Retirement is a major transition that unfolds over many years, as we move from the life we know into the life we will get to know. Retirement can trigger feelings of excitement and liberation, but also fear and anxiety. For many people retirement entails a leap of faith after decades of routine.
Many people experiencing the steps to retirement do not realize how dramatically their lives will change.
Many people are financially able to retire but are not ready to retire because their job is their identity...without work, what and/or who are they?
Some people spend more time planning a vacation than planning retirement. A vacation is over in a short period of time. Retirement lasts a lifetime. It's very important to think about your identity and what you're losing, and how you get a new identity.
There are no cookie-cutter, one-size-fits-all solution. Constructing a framework for your retirement should start at least three to five years before the planned date. (The accumulation of retirement funds starts years earlier.)
Many pre-retirees do not fully comprehend how dramatically their lives will change.
Perhaps no other stage of life triggers such intense feelings of excitement and liberation. It can also cause fear and anxiety.
Some people are lucky and know exactly what their retirement looks like, while others must figure it out as they reach their goals.

----------

SET PROBLEM: Please say whether each statement agrees with the retirement text, answering yes or no and quoting the deciding words: (a) work on a retirement framework should begin at least three to five years before the planned date; (b) one standard solution suits everyone approaching retirement; (c) retirement, like a vacation, is over in a short period of time. The material that comes next has no connection to the retirement text.

DATASET RECORDS:
----------

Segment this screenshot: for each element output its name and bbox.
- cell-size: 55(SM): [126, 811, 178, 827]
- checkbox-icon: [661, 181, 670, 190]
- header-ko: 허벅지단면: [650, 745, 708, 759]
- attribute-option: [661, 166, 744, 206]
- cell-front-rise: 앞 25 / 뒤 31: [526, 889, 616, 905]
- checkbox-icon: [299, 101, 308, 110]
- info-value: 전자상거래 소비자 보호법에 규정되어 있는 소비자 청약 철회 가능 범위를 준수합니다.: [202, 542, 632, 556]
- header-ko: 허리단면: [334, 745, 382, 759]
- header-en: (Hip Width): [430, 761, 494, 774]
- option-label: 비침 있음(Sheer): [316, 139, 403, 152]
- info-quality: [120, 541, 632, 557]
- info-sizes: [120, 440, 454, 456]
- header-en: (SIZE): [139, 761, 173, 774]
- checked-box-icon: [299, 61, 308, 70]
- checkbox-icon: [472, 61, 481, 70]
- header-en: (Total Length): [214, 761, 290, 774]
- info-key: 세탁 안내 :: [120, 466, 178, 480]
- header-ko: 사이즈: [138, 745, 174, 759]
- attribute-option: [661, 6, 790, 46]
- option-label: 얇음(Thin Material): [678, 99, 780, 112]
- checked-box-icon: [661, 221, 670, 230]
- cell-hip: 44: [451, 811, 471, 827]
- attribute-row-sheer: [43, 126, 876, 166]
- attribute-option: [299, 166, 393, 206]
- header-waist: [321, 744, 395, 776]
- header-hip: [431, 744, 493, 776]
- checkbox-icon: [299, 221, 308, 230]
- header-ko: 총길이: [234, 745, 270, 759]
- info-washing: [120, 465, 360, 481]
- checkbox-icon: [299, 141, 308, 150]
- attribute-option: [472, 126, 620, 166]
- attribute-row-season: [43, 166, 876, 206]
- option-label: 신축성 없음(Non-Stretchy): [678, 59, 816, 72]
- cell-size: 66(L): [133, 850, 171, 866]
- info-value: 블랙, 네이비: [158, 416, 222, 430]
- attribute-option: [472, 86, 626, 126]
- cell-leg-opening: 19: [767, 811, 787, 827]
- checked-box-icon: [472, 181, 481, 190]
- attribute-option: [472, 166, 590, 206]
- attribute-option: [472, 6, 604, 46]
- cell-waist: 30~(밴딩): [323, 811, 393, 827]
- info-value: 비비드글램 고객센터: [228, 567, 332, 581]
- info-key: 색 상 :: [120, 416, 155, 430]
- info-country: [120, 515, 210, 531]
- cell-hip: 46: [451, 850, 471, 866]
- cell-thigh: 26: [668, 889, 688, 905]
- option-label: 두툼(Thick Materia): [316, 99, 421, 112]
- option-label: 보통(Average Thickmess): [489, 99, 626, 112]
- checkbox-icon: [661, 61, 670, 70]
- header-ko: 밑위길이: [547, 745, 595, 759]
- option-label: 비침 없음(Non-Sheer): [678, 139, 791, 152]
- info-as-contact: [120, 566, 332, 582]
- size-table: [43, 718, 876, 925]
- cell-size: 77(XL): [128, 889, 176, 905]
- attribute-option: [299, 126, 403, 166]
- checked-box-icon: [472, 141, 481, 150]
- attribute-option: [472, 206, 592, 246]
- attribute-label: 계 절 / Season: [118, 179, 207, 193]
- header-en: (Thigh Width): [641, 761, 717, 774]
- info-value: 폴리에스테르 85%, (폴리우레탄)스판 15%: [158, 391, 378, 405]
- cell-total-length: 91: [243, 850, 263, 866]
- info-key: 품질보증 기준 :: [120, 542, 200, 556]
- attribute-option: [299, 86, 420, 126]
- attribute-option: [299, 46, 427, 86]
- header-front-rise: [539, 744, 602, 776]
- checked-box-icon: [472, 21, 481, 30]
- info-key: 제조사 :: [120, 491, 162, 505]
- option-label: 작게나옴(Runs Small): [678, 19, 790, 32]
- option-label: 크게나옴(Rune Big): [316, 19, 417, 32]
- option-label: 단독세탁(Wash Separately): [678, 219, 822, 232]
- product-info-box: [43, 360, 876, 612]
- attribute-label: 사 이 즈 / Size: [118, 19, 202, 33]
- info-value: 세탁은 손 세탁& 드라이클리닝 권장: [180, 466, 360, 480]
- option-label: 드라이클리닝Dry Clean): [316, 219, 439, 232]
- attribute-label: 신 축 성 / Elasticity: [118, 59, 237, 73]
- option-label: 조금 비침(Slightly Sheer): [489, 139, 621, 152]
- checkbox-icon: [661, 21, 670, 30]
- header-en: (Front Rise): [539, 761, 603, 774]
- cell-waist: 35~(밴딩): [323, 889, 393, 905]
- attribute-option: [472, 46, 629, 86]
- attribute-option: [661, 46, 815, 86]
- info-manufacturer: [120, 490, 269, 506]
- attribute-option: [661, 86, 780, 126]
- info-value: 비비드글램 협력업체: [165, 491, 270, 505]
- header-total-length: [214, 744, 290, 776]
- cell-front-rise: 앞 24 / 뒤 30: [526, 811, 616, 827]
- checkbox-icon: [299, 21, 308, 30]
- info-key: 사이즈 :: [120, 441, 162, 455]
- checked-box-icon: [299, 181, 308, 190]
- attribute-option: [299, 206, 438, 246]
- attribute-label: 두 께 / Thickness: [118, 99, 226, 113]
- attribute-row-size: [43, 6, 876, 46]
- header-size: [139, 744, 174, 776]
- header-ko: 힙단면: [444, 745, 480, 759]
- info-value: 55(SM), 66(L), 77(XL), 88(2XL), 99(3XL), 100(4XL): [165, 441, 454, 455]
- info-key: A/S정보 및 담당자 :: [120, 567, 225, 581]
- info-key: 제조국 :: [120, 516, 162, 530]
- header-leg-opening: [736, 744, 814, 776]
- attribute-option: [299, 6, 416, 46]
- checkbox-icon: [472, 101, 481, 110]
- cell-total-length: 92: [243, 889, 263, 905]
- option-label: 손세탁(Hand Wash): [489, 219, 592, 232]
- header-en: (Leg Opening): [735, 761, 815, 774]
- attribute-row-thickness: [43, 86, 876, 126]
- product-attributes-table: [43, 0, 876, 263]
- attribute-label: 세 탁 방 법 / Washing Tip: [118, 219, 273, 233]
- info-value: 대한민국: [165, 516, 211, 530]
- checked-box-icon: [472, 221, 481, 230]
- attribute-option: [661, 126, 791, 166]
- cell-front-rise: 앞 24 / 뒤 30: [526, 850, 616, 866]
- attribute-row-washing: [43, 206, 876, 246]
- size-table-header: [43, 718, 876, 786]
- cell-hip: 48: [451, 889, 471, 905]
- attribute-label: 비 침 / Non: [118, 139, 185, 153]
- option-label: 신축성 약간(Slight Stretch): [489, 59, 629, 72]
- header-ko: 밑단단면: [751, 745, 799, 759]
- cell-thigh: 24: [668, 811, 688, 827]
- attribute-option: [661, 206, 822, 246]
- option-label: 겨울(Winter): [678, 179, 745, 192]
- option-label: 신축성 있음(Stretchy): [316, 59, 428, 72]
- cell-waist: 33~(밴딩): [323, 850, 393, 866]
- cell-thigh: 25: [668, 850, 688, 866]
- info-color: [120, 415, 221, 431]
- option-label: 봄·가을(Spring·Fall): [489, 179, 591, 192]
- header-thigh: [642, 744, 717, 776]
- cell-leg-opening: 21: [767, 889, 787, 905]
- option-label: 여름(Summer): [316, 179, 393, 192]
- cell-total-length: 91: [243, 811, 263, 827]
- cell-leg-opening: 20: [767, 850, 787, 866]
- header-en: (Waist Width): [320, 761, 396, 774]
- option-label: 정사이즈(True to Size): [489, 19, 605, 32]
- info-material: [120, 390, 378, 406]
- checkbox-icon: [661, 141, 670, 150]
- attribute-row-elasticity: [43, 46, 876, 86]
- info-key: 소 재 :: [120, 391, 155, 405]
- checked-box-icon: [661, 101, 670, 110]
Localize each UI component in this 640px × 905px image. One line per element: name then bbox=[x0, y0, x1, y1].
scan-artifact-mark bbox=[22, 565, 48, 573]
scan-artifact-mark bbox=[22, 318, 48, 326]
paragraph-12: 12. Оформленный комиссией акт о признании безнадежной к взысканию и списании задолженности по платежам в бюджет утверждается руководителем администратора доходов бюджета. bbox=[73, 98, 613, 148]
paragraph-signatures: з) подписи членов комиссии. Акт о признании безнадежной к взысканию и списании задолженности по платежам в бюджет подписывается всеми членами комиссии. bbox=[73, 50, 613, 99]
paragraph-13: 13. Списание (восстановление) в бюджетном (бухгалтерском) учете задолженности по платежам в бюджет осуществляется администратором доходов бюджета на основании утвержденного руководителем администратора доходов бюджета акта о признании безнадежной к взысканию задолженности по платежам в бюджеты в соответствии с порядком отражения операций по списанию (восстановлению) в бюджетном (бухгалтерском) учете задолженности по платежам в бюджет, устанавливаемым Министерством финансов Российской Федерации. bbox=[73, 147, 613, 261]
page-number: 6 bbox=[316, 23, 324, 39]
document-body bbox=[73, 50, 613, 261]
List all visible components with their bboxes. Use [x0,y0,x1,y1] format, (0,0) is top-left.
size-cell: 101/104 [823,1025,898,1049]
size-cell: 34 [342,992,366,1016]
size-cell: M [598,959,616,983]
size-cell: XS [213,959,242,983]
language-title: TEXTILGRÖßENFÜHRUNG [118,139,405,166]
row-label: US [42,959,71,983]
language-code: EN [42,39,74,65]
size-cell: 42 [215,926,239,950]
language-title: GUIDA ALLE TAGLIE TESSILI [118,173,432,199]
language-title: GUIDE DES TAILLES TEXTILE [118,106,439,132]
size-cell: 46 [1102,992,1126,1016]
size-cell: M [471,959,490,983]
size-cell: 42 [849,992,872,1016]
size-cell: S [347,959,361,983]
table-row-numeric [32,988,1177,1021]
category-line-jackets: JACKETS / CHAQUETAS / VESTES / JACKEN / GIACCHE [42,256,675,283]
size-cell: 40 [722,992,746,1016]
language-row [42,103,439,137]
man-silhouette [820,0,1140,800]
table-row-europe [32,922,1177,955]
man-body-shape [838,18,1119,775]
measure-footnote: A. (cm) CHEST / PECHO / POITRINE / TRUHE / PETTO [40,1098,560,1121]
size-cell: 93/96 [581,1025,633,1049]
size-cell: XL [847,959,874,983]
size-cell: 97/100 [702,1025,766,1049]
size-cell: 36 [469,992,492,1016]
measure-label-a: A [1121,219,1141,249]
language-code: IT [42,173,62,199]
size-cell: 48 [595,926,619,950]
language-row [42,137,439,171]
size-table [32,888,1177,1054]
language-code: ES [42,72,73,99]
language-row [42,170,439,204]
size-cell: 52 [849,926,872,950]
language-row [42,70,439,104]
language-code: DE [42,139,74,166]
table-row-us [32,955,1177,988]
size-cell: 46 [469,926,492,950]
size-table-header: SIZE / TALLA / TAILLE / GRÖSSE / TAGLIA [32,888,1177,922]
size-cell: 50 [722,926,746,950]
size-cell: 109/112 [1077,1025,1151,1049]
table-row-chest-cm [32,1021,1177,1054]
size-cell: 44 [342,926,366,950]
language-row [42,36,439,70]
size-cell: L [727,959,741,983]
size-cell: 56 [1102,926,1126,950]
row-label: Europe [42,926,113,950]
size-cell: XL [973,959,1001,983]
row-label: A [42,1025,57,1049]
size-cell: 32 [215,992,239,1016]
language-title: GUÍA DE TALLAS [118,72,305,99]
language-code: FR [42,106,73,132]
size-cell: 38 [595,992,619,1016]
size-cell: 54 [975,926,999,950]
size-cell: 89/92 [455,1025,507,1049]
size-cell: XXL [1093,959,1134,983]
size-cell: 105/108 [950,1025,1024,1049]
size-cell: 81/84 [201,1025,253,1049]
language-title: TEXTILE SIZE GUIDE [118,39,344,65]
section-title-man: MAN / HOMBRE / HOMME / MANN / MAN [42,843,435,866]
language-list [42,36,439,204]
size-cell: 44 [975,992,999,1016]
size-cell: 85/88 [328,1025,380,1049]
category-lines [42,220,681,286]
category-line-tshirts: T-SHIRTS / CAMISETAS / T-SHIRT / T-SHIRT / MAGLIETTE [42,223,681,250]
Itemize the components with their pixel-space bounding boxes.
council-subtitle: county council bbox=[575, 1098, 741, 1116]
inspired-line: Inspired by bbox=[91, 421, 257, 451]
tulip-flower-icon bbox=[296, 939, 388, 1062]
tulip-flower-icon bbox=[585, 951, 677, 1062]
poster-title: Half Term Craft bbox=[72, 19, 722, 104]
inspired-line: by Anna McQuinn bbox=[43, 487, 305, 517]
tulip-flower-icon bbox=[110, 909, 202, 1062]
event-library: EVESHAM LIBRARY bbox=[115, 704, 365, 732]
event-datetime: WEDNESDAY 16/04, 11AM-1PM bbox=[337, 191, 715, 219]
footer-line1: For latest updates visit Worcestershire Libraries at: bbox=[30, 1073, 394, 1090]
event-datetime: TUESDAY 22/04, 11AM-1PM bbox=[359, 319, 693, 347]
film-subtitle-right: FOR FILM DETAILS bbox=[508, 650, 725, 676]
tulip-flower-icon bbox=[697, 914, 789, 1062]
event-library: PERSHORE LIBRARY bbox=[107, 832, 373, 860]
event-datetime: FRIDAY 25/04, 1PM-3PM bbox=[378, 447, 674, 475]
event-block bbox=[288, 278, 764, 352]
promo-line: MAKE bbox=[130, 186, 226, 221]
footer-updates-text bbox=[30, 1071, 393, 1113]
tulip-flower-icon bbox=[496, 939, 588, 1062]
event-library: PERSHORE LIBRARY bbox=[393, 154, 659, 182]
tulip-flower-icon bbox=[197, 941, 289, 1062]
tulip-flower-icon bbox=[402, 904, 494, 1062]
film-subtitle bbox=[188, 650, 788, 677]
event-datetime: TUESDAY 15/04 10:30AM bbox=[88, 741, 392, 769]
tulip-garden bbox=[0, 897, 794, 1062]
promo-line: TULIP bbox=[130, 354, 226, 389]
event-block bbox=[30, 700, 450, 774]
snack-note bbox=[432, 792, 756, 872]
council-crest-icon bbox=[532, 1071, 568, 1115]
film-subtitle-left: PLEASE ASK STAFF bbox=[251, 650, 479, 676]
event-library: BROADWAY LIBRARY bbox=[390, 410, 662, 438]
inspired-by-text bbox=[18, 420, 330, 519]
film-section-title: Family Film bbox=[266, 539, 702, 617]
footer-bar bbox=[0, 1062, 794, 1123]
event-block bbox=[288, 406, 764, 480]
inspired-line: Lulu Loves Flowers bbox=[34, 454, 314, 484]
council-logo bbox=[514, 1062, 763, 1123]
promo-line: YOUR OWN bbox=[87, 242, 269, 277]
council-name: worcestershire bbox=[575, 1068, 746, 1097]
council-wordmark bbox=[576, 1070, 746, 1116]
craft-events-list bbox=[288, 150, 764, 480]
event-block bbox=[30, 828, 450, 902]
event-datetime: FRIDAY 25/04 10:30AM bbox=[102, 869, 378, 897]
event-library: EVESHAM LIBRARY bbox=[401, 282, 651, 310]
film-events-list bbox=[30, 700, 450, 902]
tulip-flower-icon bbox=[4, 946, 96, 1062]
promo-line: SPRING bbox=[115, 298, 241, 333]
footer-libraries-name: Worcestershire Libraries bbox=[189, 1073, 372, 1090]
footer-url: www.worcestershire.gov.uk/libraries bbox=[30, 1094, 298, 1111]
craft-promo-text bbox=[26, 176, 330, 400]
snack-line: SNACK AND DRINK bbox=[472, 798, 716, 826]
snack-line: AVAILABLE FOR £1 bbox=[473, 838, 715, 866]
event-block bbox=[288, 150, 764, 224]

----------

RESPONSE BELOW:
(a) Yes: "Constructing a framework for your retirement should start at least three to five years before the planned date."
(b) No: "There are no cookie-cutter, one-size-fits-all solution."
(c) No: "Retirement lasts a lifetime."